== Requirement ==
Transcribe everything in the data word for word. Pictures are left out.

Extracted data entries
○ ○ ○ ○ ○
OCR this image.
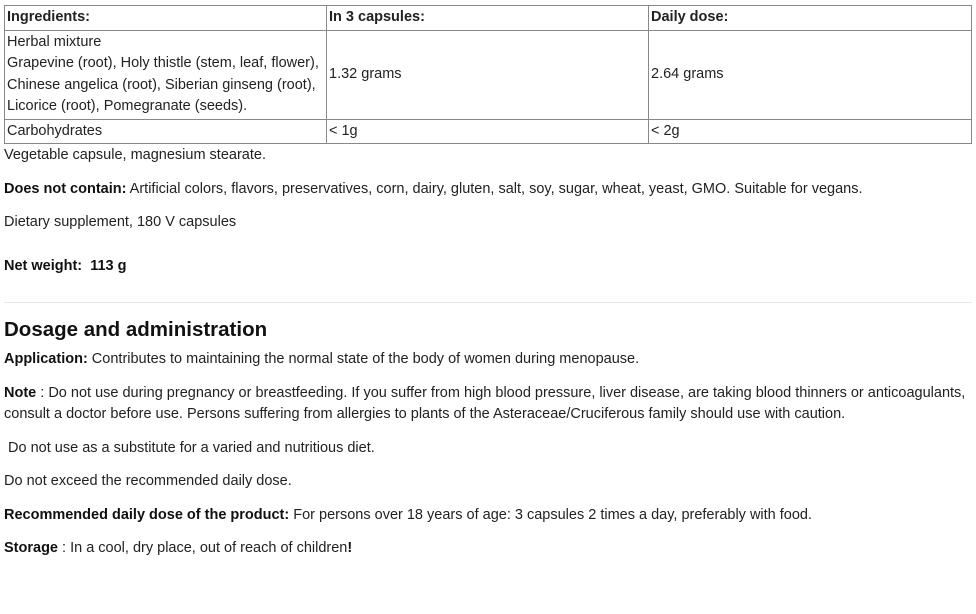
Ingredients:	In 3 capsules:	Daily dose:

Herbal mixture
Grapevine (root), Holy thistle (stem, leaf, flower), Chinese angelica (root), Siberian ginseng (root), Licorice (root), Pomegranate (seeds).	1.32 grams	2.64 grams
Carbohydrates	< 1g	< 2g

Vegetable capsule, magnesium stearate.

Does not contain: Artificial colors, flavors, preservatives, corn, dairy, gluten, salt, soy, sugar, wheat, yeast, GMO. Suitable for vegans.

Dietary supplement, 180 V capsules

Net weight: 113 g

Dosage and administration

Application: Contributes to maintaining the normal state of the body of women during menopause.

Note : Do not use during pregnancy or breastfeeding. If you suffer from high blood pressure, liver disease, are taking blood thinners or anticoagulants, consult a doctor before use. Persons suffering from allergies to plants of the Asteraceae/Cruciferous family should use with caution.

Do not use as a substitute for a varied and nutritious diet.

Do not exceed the recommended daily dose.

Recommended daily dose of the product: For persons over 18 years of age: 3 capsules 2 times a day, preferably with food.

Storage : In a cool, dry place, out of reach of children!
○ ○ ○ ○ ○
== Finished exercise ==
OCR this image.
Ingredients:	In 3 capsules:	Daily dose:

Herbal mixture
Grapevine (root), Holy thistle (stem, leaf, flower), Chinese angelica (root), Siberian ginseng (root), Licorice (root), Pomegranate (seeds).	1.32 grams	2.64 grams
Carbohydrates	< 1g	< 2g

Vegetable capsule, magnesium stearate.

Does not contain: Artificial colors, flavors, preservatives, corn, dairy, gluten, salt, soy, sugar, wheat, yeast, GMO. Suitable for vegans.

Dietary supplement, 180 V capsules

Net weight: 113 g

Dosage and administration

Application: Contributes to maintaining the normal state of the body of women during menopause.

Note : Do not use during pregnancy or breastfeeding. If you suffer from high blood pressure, liver disease, are taking blood thinners or anticoagulants, consult a doctor before use. Persons suffering from allergies to plants of the Asteraceae/Cruciferous family should use with caution.

Do not use as a substitute for a varied and nutritious diet.

Do not exceed the recommended daily dose.

Recommended daily dose of the product: For persons over 18 years of age: 3 capsules 2 times a day, preferably with food.

Storage : In a cool, dry place, out of reach of children!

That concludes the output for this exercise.